# Work to be completed:
Transcribe all of the material below word for word and leave out its pictures.

# Records for this task:

# # # #

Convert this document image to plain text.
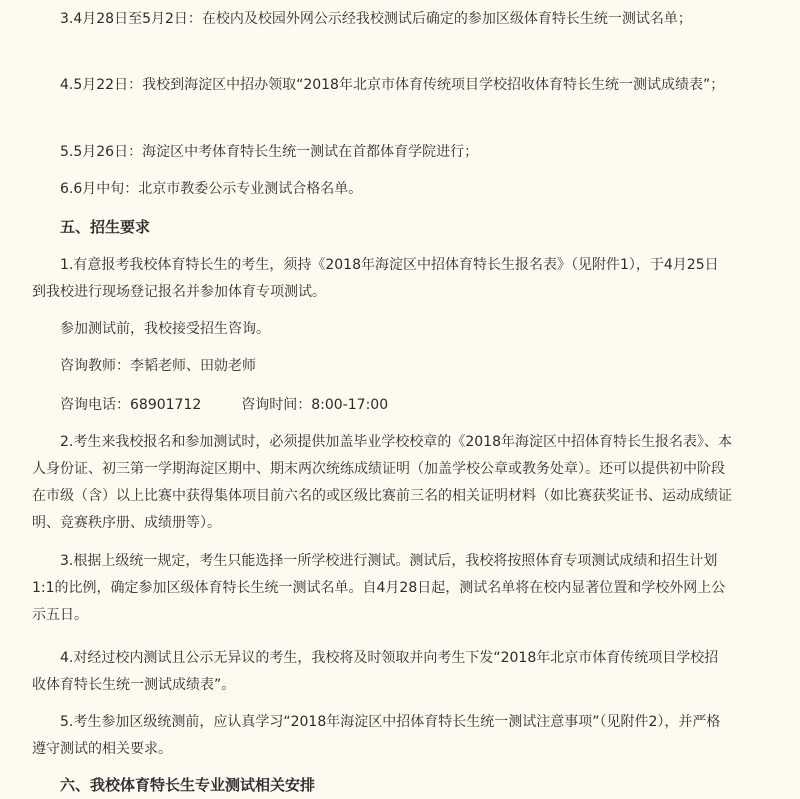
3.4月28日至5月2日：在校内及校园外网公示经我校测试后确定的参加区级体育特长生统一测试名单；

4.5月22日：我校到海淀区中招办领取“2018年北京市体育传统项目学校招收体育特长生统一测试成绩表”；

5.5月26日：海淀区中考体育特长生统一测试在首都体育学院进行；

6.6月中旬：北京市教委公示专业测试合格名单。

五、招生要求

1.有意报考我校体育特长生的考生，须持《2018年海淀区中招体育特长生报名表》（见附件1），于4月25日到我校进行现场登记报名并参加体育专项测试。

参加测试前，我校接受招生咨询。

咨询教师：李韬老师、田勍老师

咨询电话：68901712	咨询时间：8:00-17:00

2.考生来我校报名和参加测试时，必须提供加盖毕业学校校章的《2018年海淀区中招体育特长生报名表》、本人身份证、初三第一学期海淀区期中、期末两次统练成绩证明（加盖学校公章或教务处章）。还可以提供初中阶段在市级（含）以上比赛中获得集体项目前六名的或区级比赛前三名的相关证明材料（如比赛获奖证书、运动成绩证明、竞赛秩序册、成绩册等）。

3.根据上级统一规定，考生只能选择一所学校进行测试。测试后，我校将按照体育专项测试成绩和招生计划1:1的比例，确定参加区级体育特长生统一测试名单。自4月28日起，测试名单将在校内显著位置和学校外网上公示五日。

4.对经过校内测试且公示无异议的考生，我校将及时领取并向考生下发“2018年北京市体育传统项目学校招收体育特长生统一测试成绩表”。

5.考生参加区级统测前，应认真学习“2018年海淀区中招体育特长生统一测试注意事项”（见附件2），并严格遵守测试的相关要求。

六、我校体育特长生专业测试相关安排
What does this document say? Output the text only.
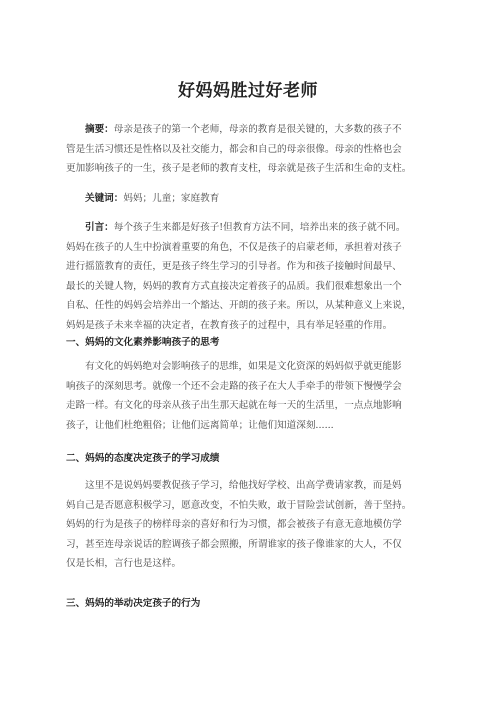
好妈妈胜过好老师
摘要：母亲是孩子的第一个老师，母亲的教育是很关键的，大多数的孩子不
管是生活习惯还是性格以及社交能力，都会和自己的母亲很像。母亲的性格也会
更加影响孩子的一生，孩子是老师的教育支柱，母亲就是孩子生活和生命的支柱。
关键词：妈妈；儿童；家庭教育
引言：每个孩子生来都是好孩子!但教育方法不同，培养出来的孩子就不同。
妈妈在孩子的人生中扮演着重要的角色，不仅是孩子的启蒙老师，承担着对孩子
进行摇篮教育的责任，更是孩子终生学习的引导者。作为和孩子接触时间最早、
最长的关键人物，妈妈的教育方式直接决定着孩子的品质。我们很难想象出一个
自私、任性的妈妈会培养出一个豁达、开朗的孩子来。所以，从某种意义上来说，
妈妈是孩子未来幸福的决定者，在教育孩子的过程中，具有举足轻重的作用。
一、妈妈的文化素养影响孩子的思考
有文化的妈妈绝对会影响孩子的思维，如果是文化资深的妈妈似乎就更能影
响孩子的深刻思考。就像一个还不会走路的孩子在大人手牵手的带领下慢慢学会
走路一样。有文化的母亲从孩子出生那天起就在每一天的生活里，一点点地影响
孩子，让他们杜绝粗俗；让他们远离简单；让他们知道深刻......
二、妈妈的态度决定孩子的学习成绩
这里不是说妈妈要教促孩子学习，给他找好学校、出高学费请家教，而是妈
妈自己是否愿意积极学习，愿意改变，不怕失败，敢于冒险尝试创新，善于坚持。
妈妈的行为是孩子的榜样母亲的喜好和行为习惯，都会被孩子有意无意地模仿学
习，甚至连母亲说话的腔调孩子都会照搬，所谓谁家的孩子像谁家的大人，不仅
仅是长相，言行也是这样。
三、妈妈的举动决定孩子的行为
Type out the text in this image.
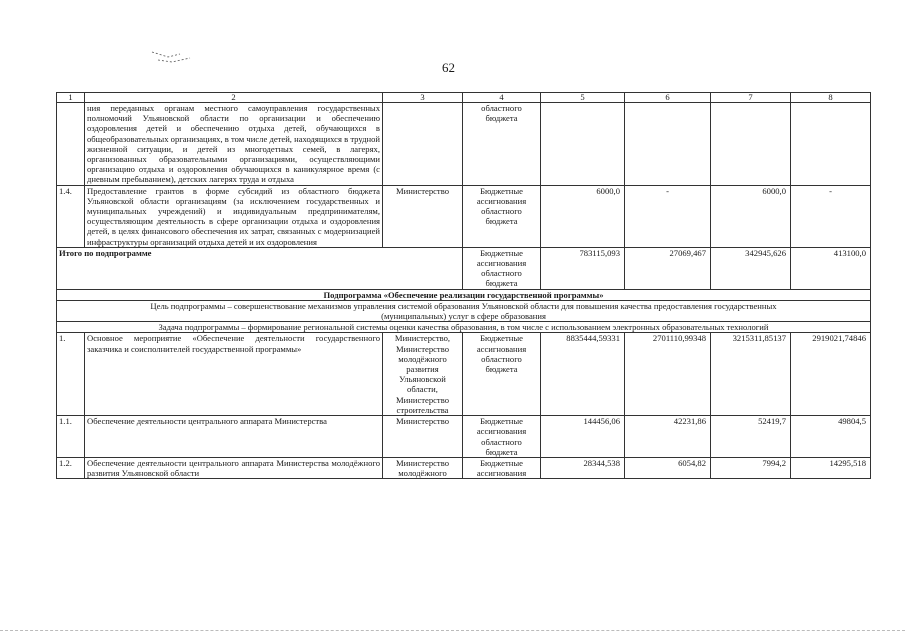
62
1	2	3	4	5	6	7	8
	ния переданных органам местного самоуправления государственных полномочий Ульяновской области по организации и обеспечению оздоровления детей и обеспечению отдыха детей, обучающихся в общеобразовательных организациях, в том числе детей, находящихся в трудной жизненной ситуации, и детей из многодетных семей, в лагерях, организованных образовательными организациями, осуществляющими организацию отдыха и оздоровления обучающихся в каникулярное время (с дневным пребыванием), детских лагерях труда и отдыха		областного бюджета				
1.4.	Предоставление грантов в форме субсидий из областного бюджета Ульяновской области организациям (за исключением государственных и муниципальных учреждений) и индивидуальным предпринимателям, осуществляющим деятельность в сфере организации отдыха и оздоровления детей, в целях финансового обеспечения их затрат, связанных с модернизацией инфраструктуры организаций отдыха детей и их оздоровления	Министерство	Бюджетные ассигнования областного бюджета	6000,0	-	6000,0	-
Итого по подпрограмме			Бюджетные ассигнования областного бюджета	783115,093	27069,467	342945,626	413100,0
Подпрограмма «Обеспечение реализации государственной программы»							
Цель подпрограммы – совершенствование механизмов управления системой образования Ульяновской области для повышения качества предоставления государственных (муниципальных) услуг в сфере образования							
Задача подпрограммы – формирование региональной системы оценки качества образования, в том числе с использованием электронных образовательных технологий							
1.	Основное мероприятие «Обеспечение деятельности государственного заказчика и соисполнителей государственной программы»	Министерство, Министерство молодёжного развития Ульяновской области, Министерство строительства	Бюджетные ассигнования областного бюджета	8835444,59331	2701110,99348	3215311,85137	2919021,74846
1.1.	Обеспечение деятельности центрального аппарата Министерства	Министерство	Бюджетные ассигнования областного бюджета	144456,06	42231,86	52419,7	49804,5
1.2.	Обеспечение деятельности центрального аппарата Министерства молодёжного развития Ульяновской области	Министерство молодёжного	Бюджетные ассигнования	28344,538	6054,82	7994,2	14295,518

# # # #

# Solution to this task:
Convert this document image to plain text.
3.4月28日至5月2日：在校内及校园外网公示经我校测试后确定的参加区级体育特长生统一测试名单；

4.5月22日：我校到海淀区中招办领取“2018年北京市体育传统项目学校招收体育特长生统一测试成绩表”；

5.5月26日：海淀区中考体育特长生统一测试在首都体育学院进行；

6.6月中旬：北京市教委公示专业测试合格名单。

五、招生要求

1.有意报考我校体育特长生的考生，须持《2018年海淀区中招体育特长生报名表》（见附件1），于4月25日到我校进行现场登记报名并参加体育专项测试。

参加测试前，我校接受招生咨询。

咨询教师：李韬老师、田勍老师

咨询电话：68901712	咨询时间：8:00-17:00

2.考生来我校报名和参加测试时，必须提供加盖毕业学校校章的《2018年海淀区中招体育特长生报名表》、本人身份证、初三第一学期海淀区期中、期末两次统练成绩证明（加盖学校公章或教务处章）。还可以提供初中阶段在市级（含）以上比赛中获得集体项目前六名的或区级比赛前三名的相关证明材料（如比赛获奖证书、运动成绩证明、竞赛秩序册、成绩册等）。

3.根据上级统一规定，考生只能选择一所学校进行测试。测试后，我校将按照体育专项测试成绩和招生计划1:1的比例，确定参加区级体育特长生统一测试名单。自4月28日起，测试名单将在校内显著位置和学校外网上公示五日。

4.对经过校内测试且公示无异议的考生，我校将及时领取并向考生下发“2018年北京市体育传统项目学校招收体育特长生统一测试成绩表”。

5.考生参加区级统测前，应认真学习“2018年海淀区中招体育特长生统一测试注意事项”（见附件2），并严格遵守测试的相关要求。

六、我校体育特长生专业测试相关安排
What does this document say? Output the text only.
好妈妈胜过好老师
摘要：母亲是孩子的第一个老师，母亲的教育是很关键的，大多数的孩子不
管是生活习惯还是性格以及社交能力，都会和自己的母亲很像。母亲的性格也会
更加影响孩子的一生，孩子是老师的教育支柱，母亲就是孩子生活和生命的支柱。
关键词：妈妈；儿童；家庭教育
引言：每个孩子生来都是好孩子!但教育方法不同，培养出来的孩子就不同。
妈妈在孩子的人生中扮演着重要的角色，不仅是孩子的启蒙老师，承担着对孩子
进行摇篮教育的责任，更是孩子终生学习的引导者。作为和孩子接触时间最早、
最长的关键人物，妈妈的教育方式直接决定着孩子的品质。我们很难想象出一个
自私、任性的妈妈会培养出一个豁达、开朗的孩子来。所以，从某种意义上来说，
妈妈是孩子未来幸福的决定者，在教育孩子的过程中，具有举足轻重的作用。
一、妈妈的文化素养影响孩子的思考
有文化的妈妈绝对会影响孩子的思维，如果是文化资深的妈妈似乎就更能影
响孩子的深刻思考。就像一个还不会走路的孩子在大人手牵手的带领下慢慢学会
走路一样。有文化的母亲从孩子出生那天起就在每一天的生活里，一点点地影响
孩子，让他们杜绝粗俗；让他们远离简单；让他们知道深刻......
二、妈妈的态度决定孩子的学习成绩
这里不是说妈妈要教促孩子学习，给他找好学校、出高学费请家教，而是妈
妈自己是否愿意积极学习，愿意改变，不怕失败，敢于冒险尝试创新，善于坚持。
妈妈的行为是孩子的榜样母亲的喜好和行为习惯，都会被孩子有意无意地模仿学
习，甚至连母亲说话的腔调孩子都会照搬，所谓谁家的孩子像谁家的大人，不仅
仅是长相，言行也是这样。
三、妈妈的举动决定孩子的行为
Type out the text in this image.
62
1	2	3	4	5	6	7	8
	ния переданных органам местного самоуправления государственных полномочий Ульяновской области по организации и обеспечению оздоровления детей и обеспечению отдыха детей, обучающихся в общеобразовательных организациях, в том числе детей, находящихся в трудной жизненной ситуации, и детей из многодетных семей, в лагерях, организованных образовательными организациями, осуществляющими организацию отдыха и оздоровления обучающихся в каникулярное время (с дневным пребыванием), детских лагерях труда и отдыха		областного бюджета				
1.4.	Предоставление грантов в форме субсидий из областного бюджета Ульяновской области организациям (за исключением государственных и муниципальных учреждений) и индивидуальным предпринимателям, осуществляющим деятельность в сфере организации отдыха и оздоровления детей, в целях финансового обеспечения их затрат, связанных с модернизацией инфраструктуры организаций отдыха детей и их оздоровления	Министерство	Бюджетные ассигнования областного бюджета	6000,0	-	6000,0	-
Итого по подпрограмме			Бюджетные ассигнования областного бюджета	783115,093	27069,467	342945,626	413100,0
Подпрограмма «Обеспечение реализации государственной программы»							
Цель подпрограммы – совершенствование механизмов управления системой образования Ульяновской области для повышения качества предоставления государственных (муниципальных) услуг в сфере образования							
Задача подпрограммы – формирование региональной системы оценки качества образования, в том числе с использованием электронных образовательных технологий							
1.	Основное мероприятие «Обеспечение деятельности государственного заказчика и соисполнителей государственной программы»	Министерство, Министерство молодёжного развития Ульяновской области, Министерство строительства	Бюджетные ассигнования областного бюджета	8835444,59331	2701110,99348	3215311,85137	2919021,74846
1.1.	Обеспечение деятельности центрального аппарата Министерства	Министерство	Бюджетные ассигнования областного бюджета	144456,06	42231,86	52419,7	49804,5
1.2.	Обеспечение деятельности центрального аппарата Министерства молодёжного развития Ульяновской области	Министерство молодёжного	Бюджетные ассигнования	28344,538	6054,82	7994,2	14295,518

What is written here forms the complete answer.